Required task:
Reproduce every line of the entries below word for word, omitting the pictures.

Provided records:
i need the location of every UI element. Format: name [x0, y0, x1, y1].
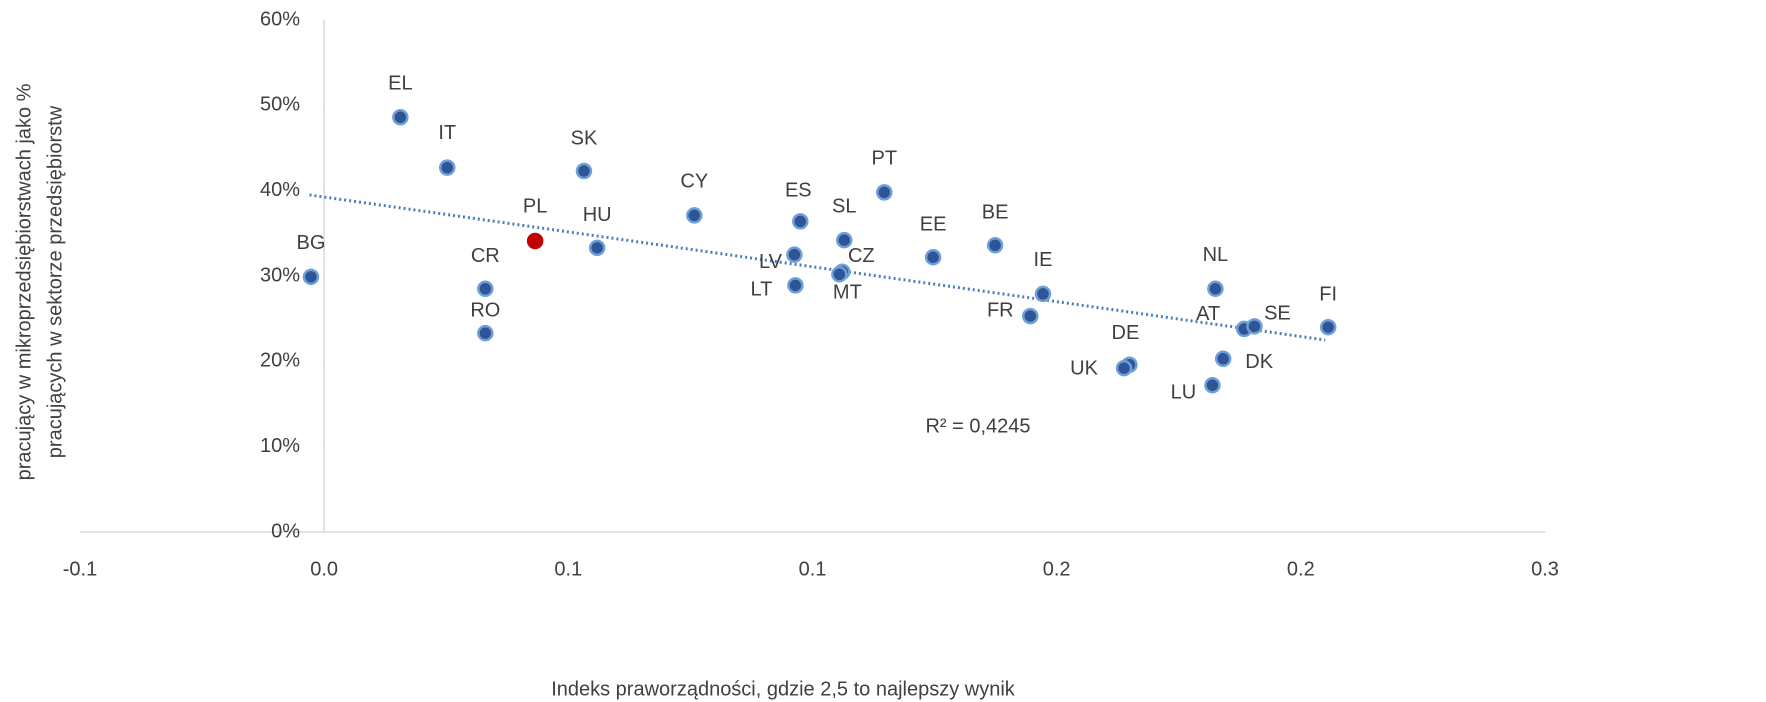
y-axis-title: pracujący w mikroprzedsiębiorstwach jako…	[13, 83, 35, 480]
point	[1319, 318, 1337, 336]
trendline	[309, 193, 1326, 342]
y-tick-label: 60%	[260, 8, 300, 30]
annotation: R² = 0,4245	[925, 415, 1030, 437]
point	[1034, 285, 1052, 303]
point	[876, 184, 893, 201]
point	[1022, 307, 1039, 325]
point-label: BE	[982, 202, 1009, 224]
point	[392, 109, 409, 126]
y-tick-label: 30%	[260, 264, 300, 286]
point	[438, 159, 456, 176]
x-tick-label: 0.2	[1043, 558, 1071, 580]
point-label: FI	[1319, 283, 1337, 305]
x-tick-label: -0.1	[63, 558, 97, 580]
point-label: LU	[1171, 382, 1197, 404]
x-tick-label: 0.3	[1531, 558, 1559, 580]
point-label: NL	[1203, 244, 1229, 266]
point-label: ES	[785, 180, 812, 202]
point	[787, 277, 804, 294]
point	[1115, 359, 1133, 377]
y-tick-label: 40%	[260, 179, 300, 201]
point-label: LT	[750, 279, 772, 301]
point-label: MT	[833, 282, 862, 304]
x-tick-label: 0.1	[799, 558, 827, 580]
point-label: DE	[1112, 322, 1140, 344]
point-label: UK	[1070, 357, 1098, 379]
point-label: CY	[680, 171, 708, 193]
point-label: DK	[1245, 351, 1273, 373]
point-label: LV	[759, 251, 783, 273]
point	[477, 280, 494, 298]
y-axis-title: pracujących w sektorze przedsiębiorstw	[44, 105, 66, 458]
point	[792, 213, 809, 230]
point	[1204, 376, 1221, 394]
point	[1214, 350, 1232, 368]
point-label: CZ	[848, 245, 875, 267]
point	[526, 232, 544, 250]
point-label: EE	[920, 214, 947, 236]
point	[1246, 318, 1263, 335]
point-label: SK	[571, 127, 598, 149]
point	[588, 239, 606, 257]
point-label: IE	[1034, 249, 1053, 271]
point-label: BG	[297, 232, 326, 254]
point	[924, 248, 942, 266]
point	[831, 266, 848, 283]
point	[477, 324, 494, 342]
point-label: PL	[523, 195, 547, 217]
point-label: HU	[583, 204, 612, 226]
x-tick-label: 0.0	[310, 558, 338, 580]
y-tick-label: 0%	[271, 520, 300, 542]
point	[986, 237, 1004, 254]
point	[686, 207, 703, 224]
x-tick-label: 0.2	[1287, 558, 1315, 580]
point	[1207, 280, 1224, 298]
point-label: SE	[1264, 303, 1291, 325]
point-label: IT	[438, 122, 456, 144]
point	[575, 162, 593, 180]
y-tick-label: 20%	[260, 350, 300, 372]
point-label: CR	[471, 245, 500, 267]
point-label: PT	[872, 148, 898, 170]
point-label: RO	[470, 299, 500, 321]
x-axis-title: Indeks praworządności, gdzie 2,5 to najl…	[551, 678, 1016, 700]
point	[302, 268, 320, 286]
x-tick-label: 0.1	[554, 558, 582, 580]
point	[835, 231, 853, 249]
point-label: EL	[388, 73, 412, 95]
y-tick-label: 10%	[260, 435, 300, 457]
y-tick-label: 50%	[260, 94, 300, 116]
point	[786, 246, 803, 263]
point-label: FR	[987, 299, 1014, 321]
point-label: SL	[832, 195, 856, 217]
point-label: AT	[1196, 303, 1220, 325]
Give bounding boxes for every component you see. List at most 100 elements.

Solution to the exercise:
i need the location of every UI element. Format: name [x0, y0, x1, y1].
y-axis-title: pracujący w mikroprzedsiębiorstwach jako…	[13, 83, 35, 480]
point	[1319, 318, 1337, 336]
trendline	[309, 193, 1326, 342]
y-tick-label: 60%	[260, 8, 300, 30]
annotation: R² = 0,4245	[925, 415, 1030, 437]
point	[1034, 285, 1052, 303]
point	[876, 184, 893, 201]
point	[1022, 307, 1039, 325]
point-label: BE	[982, 202, 1009, 224]
point	[392, 109, 409, 126]
y-tick-label: 30%	[260, 264, 300, 286]
point	[438, 159, 456, 176]
x-tick-label: 0.2	[1043, 558, 1071, 580]
point-label: FI	[1319, 283, 1337, 305]
x-tick-label: -0.1	[63, 558, 97, 580]
point-label: LU	[1171, 382, 1197, 404]
x-tick-label: 0.3	[1531, 558, 1559, 580]
point-label: NL	[1203, 244, 1229, 266]
point-label: ES	[785, 180, 812, 202]
point	[787, 277, 804, 294]
point	[1115, 359, 1133, 377]
y-tick-label: 40%	[260, 179, 300, 201]
point-label: LT	[750, 279, 772, 301]
point-label: MT	[833, 282, 862, 304]
x-tick-label: 0.1	[799, 558, 827, 580]
point-label: DE	[1112, 322, 1140, 344]
point-label: UK	[1070, 357, 1098, 379]
point-label: CY	[680, 171, 708, 193]
point-label: DK	[1245, 351, 1273, 373]
point-label: LV	[759, 251, 783, 273]
point	[477, 280, 494, 298]
y-axis-title: pracujących w sektorze przedsiębiorstw	[44, 105, 66, 458]
point	[792, 213, 809, 230]
point	[1204, 376, 1221, 394]
point	[1214, 350, 1232, 368]
point-label: CZ	[848, 245, 875, 267]
point	[526, 232, 544, 250]
point-label: EE	[920, 214, 947, 236]
point	[1246, 318, 1263, 335]
point-label: SK	[571, 127, 598, 149]
point	[588, 239, 606, 257]
point-label: IE	[1034, 249, 1053, 271]
point-label: BG	[297, 232, 326, 254]
point	[924, 248, 942, 266]
point	[831, 266, 848, 283]
point	[477, 324, 494, 342]
point-label: PL	[523, 195, 547, 217]
point-label: HU	[583, 204, 612, 226]
x-tick-label: 0.0	[310, 558, 338, 580]
y-tick-label: 0%	[271, 520, 300, 542]
point	[986, 237, 1004, 254]
point	[686, 207, 703, 224]
x-tick-label: 0.2	[1287, 558, 1315, 580]
point	[1207, 280, 1224, 298]
point-label: SE	[1264, 303, 1291, 325]
point-label: IT	[438, 122, 456, 144]
point	[575, 162, 593, 180]
y-tick-label: 20%	[260, 350, 300, 372]
point-label: CR	[471, 245, 500, 267]
point-label: PT	[872, 148, 898, 170]
point-label: RO	[470, 299, 500, 321]
x-axis-title: Indeks praworządności, gdzie 2,5 to najl…	[551, 678, 1016, 700]
point	[302, 268, 320, 286]
x-tick-label: 0.1	[554, 558, 582, 580]
point	[835, 231, 853, 249]
point-label: EL	[388, 73, 412, 95]
y-tick-label: 10%	[260, 435, 300, 457]
y-tick-label: 50%	[260, 94, 300, 116]
point	[786, 246, 803, 263]
point-label: FR	[987, 299, 1014, 321]
point-label: SL	[832, 195, 856, 217]
point-label: AT	[1196, 303, 1220, 325]
Give bounding boxes for every component you see. List at most 100 elements.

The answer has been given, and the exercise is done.